MATERIAL PROVIDED:
■ ■ ■ ■ ■ ■ ■

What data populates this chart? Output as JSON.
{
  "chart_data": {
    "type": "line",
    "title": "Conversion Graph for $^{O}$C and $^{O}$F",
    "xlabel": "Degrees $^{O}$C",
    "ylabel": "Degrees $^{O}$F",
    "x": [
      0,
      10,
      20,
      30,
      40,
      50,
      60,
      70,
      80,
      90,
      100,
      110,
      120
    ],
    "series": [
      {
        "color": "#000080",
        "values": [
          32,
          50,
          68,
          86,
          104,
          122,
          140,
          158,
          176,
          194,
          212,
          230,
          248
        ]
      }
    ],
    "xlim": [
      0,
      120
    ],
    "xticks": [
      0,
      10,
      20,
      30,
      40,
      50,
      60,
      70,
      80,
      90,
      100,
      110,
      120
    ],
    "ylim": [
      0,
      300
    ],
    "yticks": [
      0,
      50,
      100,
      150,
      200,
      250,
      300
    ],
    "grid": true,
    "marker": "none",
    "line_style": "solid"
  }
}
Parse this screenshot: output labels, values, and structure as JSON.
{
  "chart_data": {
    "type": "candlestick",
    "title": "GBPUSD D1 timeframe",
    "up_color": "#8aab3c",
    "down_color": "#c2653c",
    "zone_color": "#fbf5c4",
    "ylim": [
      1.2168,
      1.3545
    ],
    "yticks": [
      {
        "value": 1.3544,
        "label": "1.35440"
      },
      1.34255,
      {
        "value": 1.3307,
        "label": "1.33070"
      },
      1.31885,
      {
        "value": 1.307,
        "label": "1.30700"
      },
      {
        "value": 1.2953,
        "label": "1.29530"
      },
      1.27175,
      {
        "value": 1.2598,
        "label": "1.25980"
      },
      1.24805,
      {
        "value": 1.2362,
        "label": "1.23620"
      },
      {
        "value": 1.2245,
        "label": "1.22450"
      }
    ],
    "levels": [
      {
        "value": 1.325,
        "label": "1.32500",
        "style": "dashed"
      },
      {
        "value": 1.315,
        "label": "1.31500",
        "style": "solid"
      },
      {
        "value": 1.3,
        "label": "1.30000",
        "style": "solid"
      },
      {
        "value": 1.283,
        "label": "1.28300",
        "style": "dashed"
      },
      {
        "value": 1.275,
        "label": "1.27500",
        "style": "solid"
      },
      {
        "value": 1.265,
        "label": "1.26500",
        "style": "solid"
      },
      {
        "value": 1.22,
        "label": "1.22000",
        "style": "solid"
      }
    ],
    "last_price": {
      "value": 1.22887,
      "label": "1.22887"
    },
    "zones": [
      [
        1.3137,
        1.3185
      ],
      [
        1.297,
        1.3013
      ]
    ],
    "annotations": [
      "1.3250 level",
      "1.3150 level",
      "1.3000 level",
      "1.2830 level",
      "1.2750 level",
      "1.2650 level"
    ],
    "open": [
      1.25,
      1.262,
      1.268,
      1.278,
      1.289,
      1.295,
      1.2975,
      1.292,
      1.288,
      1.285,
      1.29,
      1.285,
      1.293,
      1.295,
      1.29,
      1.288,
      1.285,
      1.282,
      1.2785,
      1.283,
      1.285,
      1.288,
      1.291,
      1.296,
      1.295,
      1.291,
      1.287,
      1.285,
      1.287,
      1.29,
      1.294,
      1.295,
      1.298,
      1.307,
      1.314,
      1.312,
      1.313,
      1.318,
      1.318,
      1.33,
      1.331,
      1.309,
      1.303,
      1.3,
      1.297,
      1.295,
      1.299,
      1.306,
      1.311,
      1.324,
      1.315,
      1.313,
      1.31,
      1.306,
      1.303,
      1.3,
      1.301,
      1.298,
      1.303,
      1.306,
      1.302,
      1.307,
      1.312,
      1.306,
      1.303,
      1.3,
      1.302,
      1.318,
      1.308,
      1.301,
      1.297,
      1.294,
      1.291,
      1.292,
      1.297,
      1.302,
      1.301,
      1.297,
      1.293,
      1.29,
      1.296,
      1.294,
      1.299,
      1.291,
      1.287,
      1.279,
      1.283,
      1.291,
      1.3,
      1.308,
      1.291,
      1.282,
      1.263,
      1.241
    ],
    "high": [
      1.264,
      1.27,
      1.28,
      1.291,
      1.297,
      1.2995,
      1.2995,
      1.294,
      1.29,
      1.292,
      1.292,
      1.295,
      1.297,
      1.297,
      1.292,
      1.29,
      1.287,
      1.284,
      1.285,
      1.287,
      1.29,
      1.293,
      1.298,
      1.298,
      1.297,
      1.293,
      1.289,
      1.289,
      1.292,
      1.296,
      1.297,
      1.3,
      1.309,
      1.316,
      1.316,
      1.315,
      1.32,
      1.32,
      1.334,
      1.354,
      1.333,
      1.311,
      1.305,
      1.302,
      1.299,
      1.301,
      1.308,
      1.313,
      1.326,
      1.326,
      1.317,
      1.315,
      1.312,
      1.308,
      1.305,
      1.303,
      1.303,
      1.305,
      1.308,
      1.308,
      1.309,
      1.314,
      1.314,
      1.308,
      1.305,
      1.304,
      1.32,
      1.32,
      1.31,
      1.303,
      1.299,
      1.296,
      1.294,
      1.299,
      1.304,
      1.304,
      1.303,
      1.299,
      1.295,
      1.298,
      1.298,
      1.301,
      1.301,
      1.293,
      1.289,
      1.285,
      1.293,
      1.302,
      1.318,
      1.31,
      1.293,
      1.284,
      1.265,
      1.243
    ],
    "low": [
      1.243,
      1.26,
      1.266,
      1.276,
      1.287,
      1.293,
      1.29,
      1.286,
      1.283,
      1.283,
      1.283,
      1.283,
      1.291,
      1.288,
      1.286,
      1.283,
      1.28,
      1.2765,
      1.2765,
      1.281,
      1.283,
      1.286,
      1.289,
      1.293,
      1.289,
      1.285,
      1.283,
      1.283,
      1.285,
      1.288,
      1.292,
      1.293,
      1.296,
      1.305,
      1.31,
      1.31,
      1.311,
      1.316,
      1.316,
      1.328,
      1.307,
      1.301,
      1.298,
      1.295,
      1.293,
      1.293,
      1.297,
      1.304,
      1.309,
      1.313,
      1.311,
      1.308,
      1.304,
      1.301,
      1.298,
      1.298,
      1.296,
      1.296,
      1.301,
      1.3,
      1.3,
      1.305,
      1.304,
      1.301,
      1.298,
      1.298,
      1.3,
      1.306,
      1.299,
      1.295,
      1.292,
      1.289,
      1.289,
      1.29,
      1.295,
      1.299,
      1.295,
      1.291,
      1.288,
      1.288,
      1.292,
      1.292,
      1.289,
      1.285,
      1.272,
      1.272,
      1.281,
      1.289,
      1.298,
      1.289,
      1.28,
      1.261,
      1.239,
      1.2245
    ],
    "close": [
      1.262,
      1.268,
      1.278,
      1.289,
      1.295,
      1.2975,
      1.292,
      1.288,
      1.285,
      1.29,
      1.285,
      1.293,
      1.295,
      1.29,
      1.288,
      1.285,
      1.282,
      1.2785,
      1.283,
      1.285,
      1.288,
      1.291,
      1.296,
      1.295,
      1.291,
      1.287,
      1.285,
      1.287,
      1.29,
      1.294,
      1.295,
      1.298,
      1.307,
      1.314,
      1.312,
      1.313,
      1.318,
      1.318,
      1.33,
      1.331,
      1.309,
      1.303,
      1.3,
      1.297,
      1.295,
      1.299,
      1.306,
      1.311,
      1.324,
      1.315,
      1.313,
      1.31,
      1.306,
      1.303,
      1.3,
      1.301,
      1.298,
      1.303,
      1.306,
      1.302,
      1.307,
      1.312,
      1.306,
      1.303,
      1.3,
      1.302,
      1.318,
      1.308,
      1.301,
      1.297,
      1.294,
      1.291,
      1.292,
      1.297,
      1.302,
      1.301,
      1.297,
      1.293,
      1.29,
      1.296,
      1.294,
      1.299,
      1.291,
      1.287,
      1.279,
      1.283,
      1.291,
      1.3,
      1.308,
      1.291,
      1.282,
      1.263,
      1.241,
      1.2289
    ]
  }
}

■ ■ ■ ■ ■ ■ ■

WHAT THIS TASK INVOLVES:
Go through the listing above and pull out each line containing the word "Degrees".

FINISHED EXERCISE:
    "xlabel": "Degrees $^{O}$C",
    "ylabel": "Degrees $^{O}$F",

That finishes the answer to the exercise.